>> Start Records supplied

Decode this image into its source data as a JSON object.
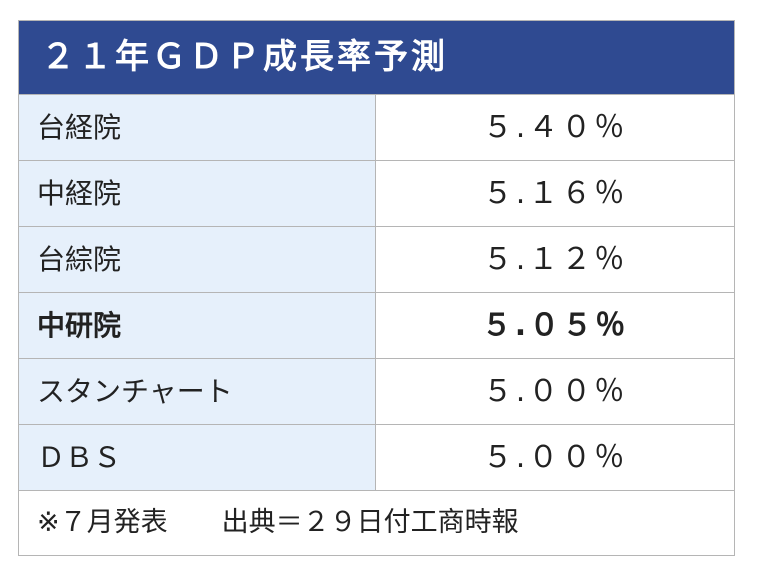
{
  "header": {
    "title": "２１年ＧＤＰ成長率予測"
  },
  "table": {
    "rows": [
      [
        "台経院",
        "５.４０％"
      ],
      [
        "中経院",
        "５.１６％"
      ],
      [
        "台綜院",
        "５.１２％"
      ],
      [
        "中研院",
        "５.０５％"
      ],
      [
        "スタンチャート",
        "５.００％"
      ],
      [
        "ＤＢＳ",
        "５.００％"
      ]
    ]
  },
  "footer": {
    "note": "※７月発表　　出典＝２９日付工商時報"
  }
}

>> End Records supplied
>> Start Records supplied

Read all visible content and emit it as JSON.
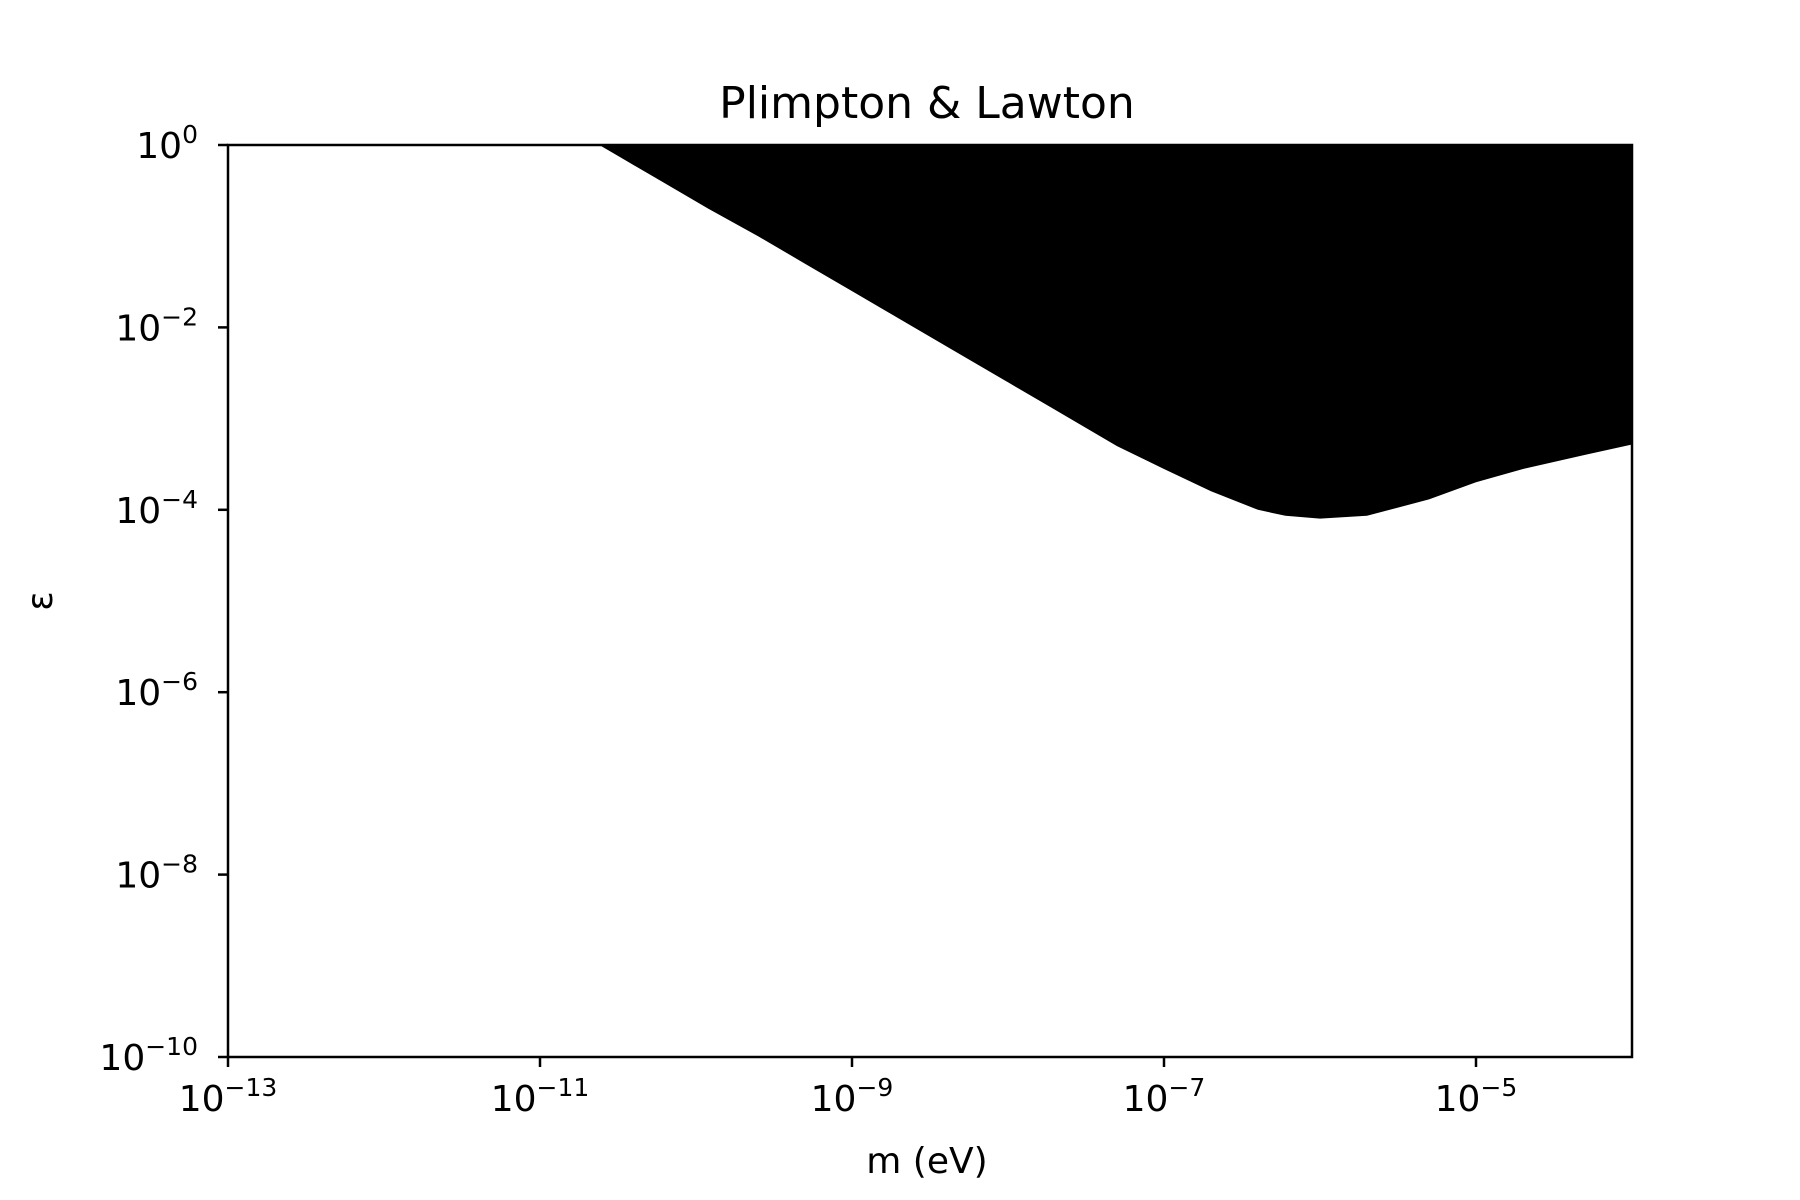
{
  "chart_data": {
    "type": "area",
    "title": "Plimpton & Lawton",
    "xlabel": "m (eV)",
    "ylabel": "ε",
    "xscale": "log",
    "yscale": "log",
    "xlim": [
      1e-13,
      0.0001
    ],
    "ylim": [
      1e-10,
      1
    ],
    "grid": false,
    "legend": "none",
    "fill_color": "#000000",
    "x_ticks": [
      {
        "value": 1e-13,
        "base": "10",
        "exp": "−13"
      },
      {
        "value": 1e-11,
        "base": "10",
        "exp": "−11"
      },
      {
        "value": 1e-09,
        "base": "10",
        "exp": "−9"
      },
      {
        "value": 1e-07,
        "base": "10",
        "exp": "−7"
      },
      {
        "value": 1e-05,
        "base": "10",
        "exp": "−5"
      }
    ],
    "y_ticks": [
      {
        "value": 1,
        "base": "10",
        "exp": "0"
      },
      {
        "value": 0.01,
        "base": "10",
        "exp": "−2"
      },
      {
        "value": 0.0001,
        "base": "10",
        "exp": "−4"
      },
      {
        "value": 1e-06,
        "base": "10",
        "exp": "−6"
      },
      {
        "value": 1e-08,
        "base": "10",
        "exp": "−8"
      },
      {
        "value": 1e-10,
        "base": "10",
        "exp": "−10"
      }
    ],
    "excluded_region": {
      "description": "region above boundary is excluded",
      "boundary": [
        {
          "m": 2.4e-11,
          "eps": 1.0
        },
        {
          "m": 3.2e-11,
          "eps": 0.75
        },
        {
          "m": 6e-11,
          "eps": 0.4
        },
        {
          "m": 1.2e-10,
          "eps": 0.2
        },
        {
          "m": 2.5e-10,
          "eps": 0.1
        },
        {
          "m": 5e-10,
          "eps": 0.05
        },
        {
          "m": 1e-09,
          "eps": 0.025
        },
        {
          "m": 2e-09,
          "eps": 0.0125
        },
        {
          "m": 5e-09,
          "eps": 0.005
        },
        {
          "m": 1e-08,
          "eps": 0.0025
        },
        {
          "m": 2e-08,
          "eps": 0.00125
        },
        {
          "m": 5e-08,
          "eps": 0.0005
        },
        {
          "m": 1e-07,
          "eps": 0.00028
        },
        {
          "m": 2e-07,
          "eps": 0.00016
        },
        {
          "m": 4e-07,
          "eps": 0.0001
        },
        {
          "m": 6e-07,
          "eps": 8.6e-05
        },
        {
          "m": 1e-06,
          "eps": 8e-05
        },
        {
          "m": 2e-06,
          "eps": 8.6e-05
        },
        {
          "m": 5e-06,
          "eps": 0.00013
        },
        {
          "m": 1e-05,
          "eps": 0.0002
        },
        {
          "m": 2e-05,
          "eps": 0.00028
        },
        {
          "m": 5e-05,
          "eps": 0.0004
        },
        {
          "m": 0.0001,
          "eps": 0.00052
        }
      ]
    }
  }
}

>> End Records supplied
>> Start Records supplied

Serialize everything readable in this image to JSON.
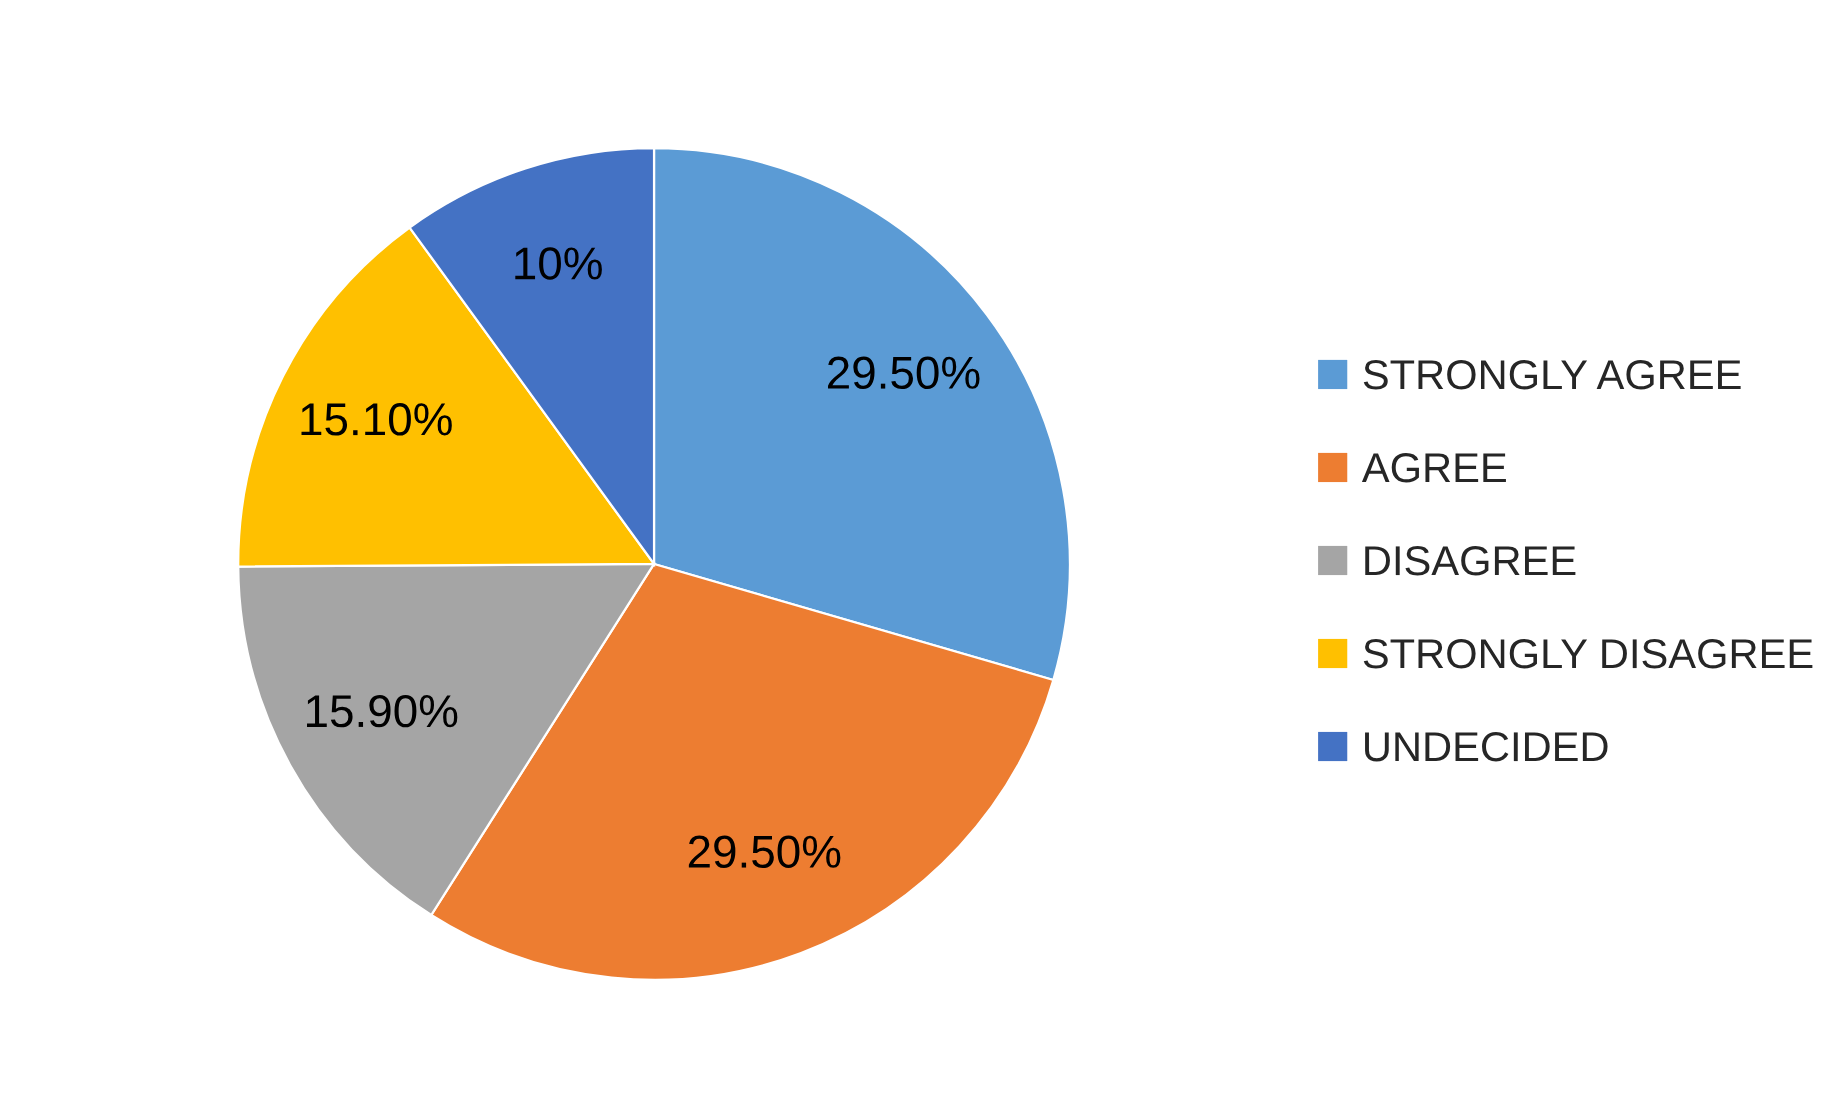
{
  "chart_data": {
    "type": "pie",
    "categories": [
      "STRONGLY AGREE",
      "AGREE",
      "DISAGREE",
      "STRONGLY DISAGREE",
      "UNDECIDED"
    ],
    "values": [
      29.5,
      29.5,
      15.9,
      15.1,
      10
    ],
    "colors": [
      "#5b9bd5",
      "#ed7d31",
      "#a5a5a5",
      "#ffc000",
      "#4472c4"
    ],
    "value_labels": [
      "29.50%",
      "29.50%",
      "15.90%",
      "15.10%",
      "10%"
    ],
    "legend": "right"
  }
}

>> End Records supplied

Go through the records and gather the lines that hold "JSON".

Decode this image into its source data as a JSON object.
Read all visible content and emit it as JSON.
Serialize everything readable in this image to JSON.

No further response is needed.